Copy out the data from the line containing "add-scene-icon[interactable] (1084, 49, 1116, 81)" through the line containing "actions-list: Flow Transparency, parameter", both included.

· · · ·

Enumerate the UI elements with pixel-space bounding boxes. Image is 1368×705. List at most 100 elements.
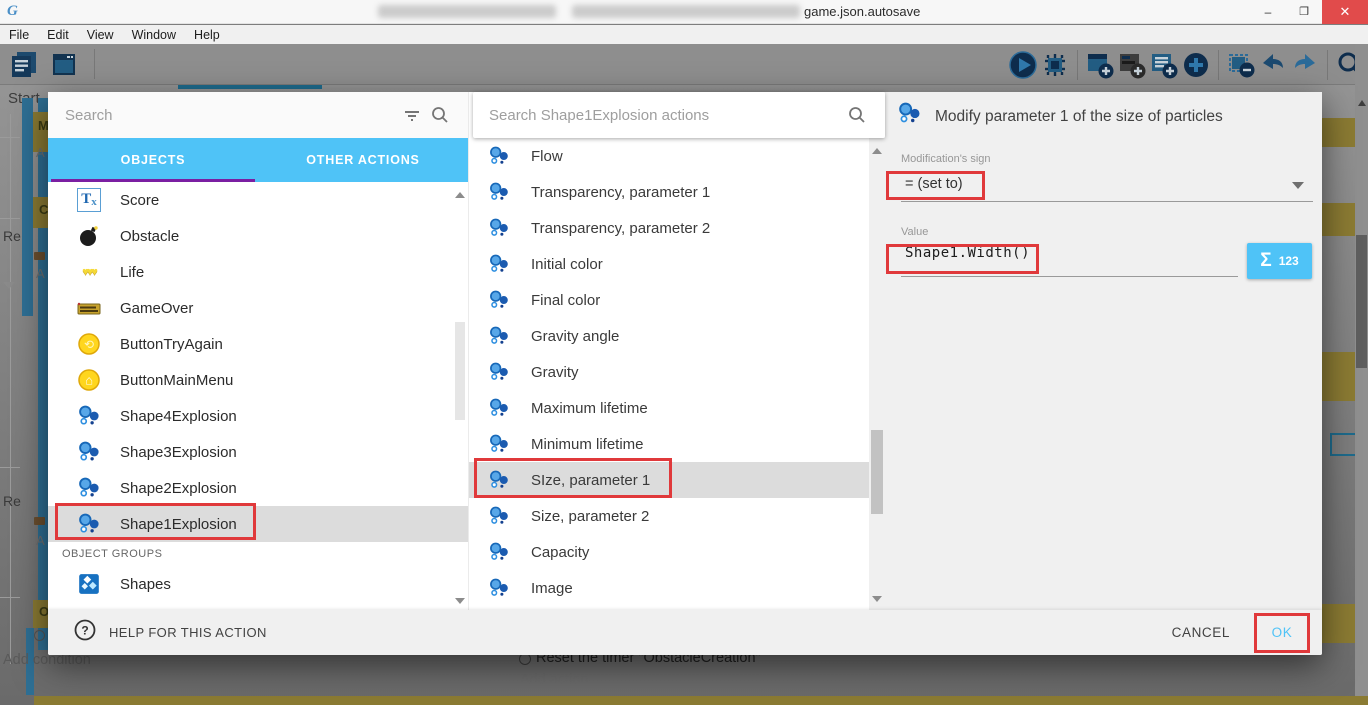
add-scene-icon[interactable] (1084, 49, 1116, 81)
blurred-title-text (378, 5, 556, 18)
event-bar (38, 98, 48, 650)
add-external-events-icon[interactable] (1116, 49, 1148, 81)
close-button[interactable]: ✕ (1322, 0, 1368, 24)
scroll-down-icon[interactable] (455, 598, 465, 604)
actions-list: Flow Transparency, parameter 1 Transpare… (469, 138, 885, 610)
action-row-size-parameter-1[interactable]: SIze, parameter 1 (469, 462, 885, 498)
debug-icon[interactable] (1039, 49, 1071, 81)
object-row-score[interactable]: Tx Score (48, 182, 468, 218)
menu-window[interactable]: Window (123, 28, 185, 42)
play-icon[interactable] (1007, 49, 1039, 81)
filter-icon[interactable] (398, 101, 426, 129)
scroll-down-icon[interactable] (872, 596, 882, 602)
sign-select-underline (901, 201, 1313, 202)
instruction-editor-dialog: OBJECTS OTHER ACTIONS Tx Score Obstacle (48, 92, 1322, 655)
undo-icon[interactable] (1257, 49, 1289, 81)
expression-builder-button[interactable]: Σ 123 (1247, 243, 1312, 279)
add-object-icon[interactable] (1180, 49, 1212, 81)
particle-emitter-icon (487, 540, 511, 564)
action-row[interactable]: Flow (469, 138, 885, 174)
particle-emitter-icon (487, 396, 511, 420)
object-row-shape4explosion[interactable]: Shape4Explosion (48, 398, 468, 434)
remove-selection-icon[interactable] (1225, 49, 1257, 81)
event-tree-tick (0, 137, 20, 138)
menu-edit[interactable]: Edit (38, 28, 78, 42)
event-text-fragment: Re (3, 228, 21, 244)
object-row-gameover[interactable]: GameOver (48, 290, 468, 326)
object-row-obstacle[interactable]: Obstacle (48, 218, 468, 254)
action-row[interactable]: Transparency, parameter 2 (469, 210, 885, 246)
actions-panel: Flow Transparency, parameter 1 Transpare… (468, 92, 885, 610)
redo-icon[interactable] (1289, 49, 1321, 81)
objects-panel: OBJECTS OTHER ACTIONS Tx Score Obstacle (48, 92, 468, 610)
objects-search-input[interactable] (65, 107, 398, 124)
event-text-fragment: C (39, 202, 48, 217)
help-for-this-action[interactable]: ? HELP FOR THIS ACTION (74, 619, 267, 646)
actions-scrollbar-thumb[interactable] (871, 430, 883, 514)
particle-emitter-icon (487, 180, 511, 204)
objects-scrollbar-thumb[interactable] (455, 322, 465, 420)
action-row[interactable]: Transparency, parameter 1 (469, 174, 885, 210)
add-external-layout-icon[interactable] (1148, 49, 1180, 81)
restore-button[interactable]: ❐ (1288, 0, 1320, 24)
object-row-buttonmainmenu[interactable]: ⌂ ButtonMainMenu (48, 362, 468, 398)
object-row-shapes-group[interactable]: Shapes (48, 566, 468, 602)
object-row-shape3explosion[interactable]: Shape3Explosion (48, 434, 468, 470)
event-action-icon (34, 252, 45, 260)
sign-select[interactable]: = (set to) (905, 176, 963, 192)
action-row[interactable]: Capacity (469, 534, 885, 570)
action-row[interactable]: Image (469, 570, 885, 606)
dialog-footer: ? HELP FOR THIS ACTION CANCEL OK (48, 610, 1322, 655)
menu-file[interactable]: File (0, 28, 38, 42)
actions-scrollbar[interactable] (869, 138, 885, 610)
project-manager-icon[interactable] (8, 48, 40, 80)
particle-emitter-icon (487, 360, 511, 384)
action-row[interactable]: Size, parameter 2 (469, 498, 885, 534)
background-scrollbar-thumb (1356, 235, 1367, 368)
tab-other-actions[interactable]: OTHER ACTIONS (258, 138, 468, 182)
menu-view[interactable]: View (78, 28, 123, 42)
search-icon[interactable] (843, 101, 871, 129)
object-row-shape1explosion[interactable]: Shape1Explosion (48, 506, 468, 542)
collapse-arrow-icon (3, 282, 15, 289)
numbers-icon: 123 (1279, 254, 1299, 268)
minimize-button[interactable]: – (1252, 0, 1284, 24)
chevron-down-icon[interactable] (1292, 182, 1304, 189)
particle-emitter-icon (487, 432, 511, 456)
event-highlight (1322, 604, 1355, 643)
event-tree-tick (0, 597, 20, 598)
object-row-shape2explosion[interactable]: Shape2Explosion (48, 470, 468, 506)
object-groups-header: OBJECT GROUPS (48, 542, 468, 566)
action-row[interactable]: Initial color (469, 246, 885, 282)
scene-editor-icon[interactable] (48, 48, 80, 80)
action-title: Modify parameter 1 of the size of partic… (935, 108, 1223, 126)
particle-emitter-icon (487, 324, 511, 348)
scroll-up-icon (1358, 100, 1366, 106)
value-expression-input[interactable] (905, 245, 1205, 261)
text-object-icon: Tx (75, 186, 103, 214)
app-content-dimmed: Start M A C Re A Re A O Add condition Re… (0, 44, 1368, 705)
cancel-button[interactable]: CANCEL (1162, 617, 1240, 648)
action-row[interactable]: Gravity (469, 354, 885, 390)
action-row[interactable]: Final color (469, 282, 885, 318)
scroll-up-icon[interactable] (872, 148, 882, 154)
event-highlight (1322, 203, 1355, 236)
toolbar (0, 44, 1368, 85)
menu-help[interactable]: Help (185, 28, 229, 42)
particle-emitter-icon (75, 438, 103, 466)
event-highlight (34, 696, 1368, 705)
actions-search-input[interactable] (489, 107, 843, 124)
actions-search-card (473, 92, 885, 138)
action-row[interactable]: Maximum lifetime (469, 390, 885, 426)
ok-button[interactable]: OK (1272, 625, 1293, 640)
event-tree-tick (0, 467, 20, 468)
event-bar (22, 98, 33, 316)
object-row-life[interactable]: ♥♥♥ Life (48, 254, 468, 290)
action-row[interactable]: Gravity angle (469, 318, 885, 354)
object-row-buttontryagain[interactable]: ⟲ ButtonTryAgain (48, 326, 468, 362)
scroll-up-icon[interactable] (455, 192, 465, 198)
tab-objects[interactable]: OBJECTS (48, 138, 258, 182)
search-icon[interactable] (426, 101, 454, 129)
object-group-icon (75, 570, 103, 598)
action-row[interactable]: Minimum lifetime (469, 426, 885, 462)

· · · ·

**ANSWER FOR THIS EXERCISE:**
add-scene-icon[interactable] (1084, 49, 1116, 81)
blurred-title-text (378, 5, 556, 18)
event-bar (38, 98, 48, 650)
add-external-events-icon[interactable] (1116, 49, 1148, 81)
close-button[interactable]: ✕ (1322, 0, 1368, 24)
scroll-down-icon[interactable] (455, 598, 465, 604)
actions-list: Flow Transparency, parameter 1 Transpare… (469, 138, 885, 610)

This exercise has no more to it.